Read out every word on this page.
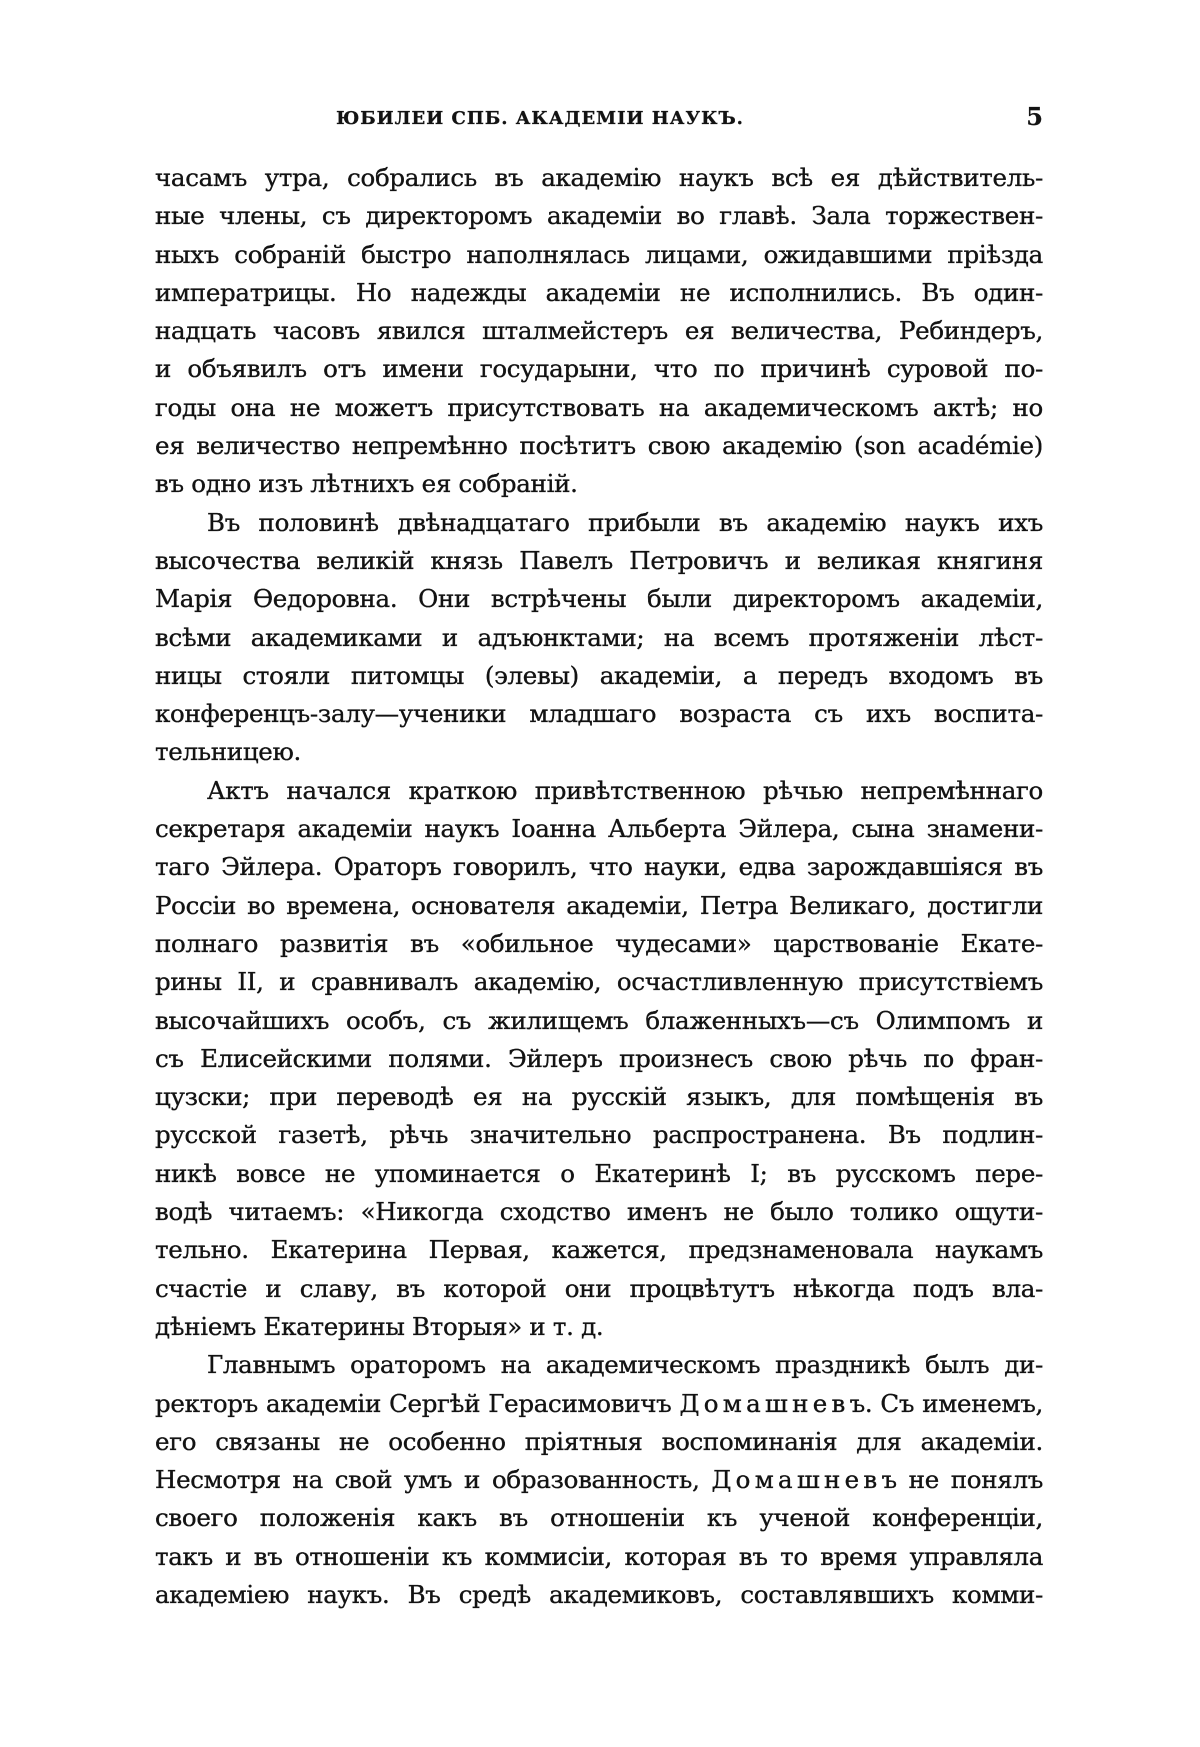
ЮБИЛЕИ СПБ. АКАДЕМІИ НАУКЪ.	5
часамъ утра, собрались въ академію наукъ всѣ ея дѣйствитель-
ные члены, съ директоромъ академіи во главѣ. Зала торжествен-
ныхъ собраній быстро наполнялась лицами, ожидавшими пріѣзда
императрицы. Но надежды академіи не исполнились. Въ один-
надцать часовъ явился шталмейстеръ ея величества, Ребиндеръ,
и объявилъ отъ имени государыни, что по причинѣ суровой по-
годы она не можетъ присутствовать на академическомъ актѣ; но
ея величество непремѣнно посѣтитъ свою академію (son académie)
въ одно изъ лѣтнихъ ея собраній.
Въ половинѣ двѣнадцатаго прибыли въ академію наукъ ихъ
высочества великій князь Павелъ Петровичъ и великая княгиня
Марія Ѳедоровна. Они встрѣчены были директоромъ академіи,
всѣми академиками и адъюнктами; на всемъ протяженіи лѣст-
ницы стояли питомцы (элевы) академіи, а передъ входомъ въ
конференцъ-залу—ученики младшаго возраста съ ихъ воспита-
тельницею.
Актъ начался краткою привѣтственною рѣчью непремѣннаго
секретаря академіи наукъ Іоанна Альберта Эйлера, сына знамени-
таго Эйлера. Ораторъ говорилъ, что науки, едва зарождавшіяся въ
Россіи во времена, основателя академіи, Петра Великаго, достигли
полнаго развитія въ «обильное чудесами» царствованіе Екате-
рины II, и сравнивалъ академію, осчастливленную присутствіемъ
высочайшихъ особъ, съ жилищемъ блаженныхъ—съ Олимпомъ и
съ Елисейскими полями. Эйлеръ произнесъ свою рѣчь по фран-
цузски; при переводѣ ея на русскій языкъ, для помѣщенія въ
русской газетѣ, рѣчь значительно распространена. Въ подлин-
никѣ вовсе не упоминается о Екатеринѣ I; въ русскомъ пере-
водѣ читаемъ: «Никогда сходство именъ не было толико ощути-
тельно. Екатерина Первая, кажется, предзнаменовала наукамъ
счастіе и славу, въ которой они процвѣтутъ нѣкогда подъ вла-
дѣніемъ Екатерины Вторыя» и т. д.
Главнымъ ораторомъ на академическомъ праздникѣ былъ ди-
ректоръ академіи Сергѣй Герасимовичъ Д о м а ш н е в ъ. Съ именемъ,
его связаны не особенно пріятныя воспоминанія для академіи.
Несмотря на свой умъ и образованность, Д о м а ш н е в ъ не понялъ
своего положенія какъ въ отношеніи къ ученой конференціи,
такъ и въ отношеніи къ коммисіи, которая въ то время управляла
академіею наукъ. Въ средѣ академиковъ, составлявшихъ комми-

= = = = = = =

= TASK TO COMPLETE =
Of the lines in the material, how many contain the word "академію"? Reply with the number and nothing else.

= TASK ANSWER =
4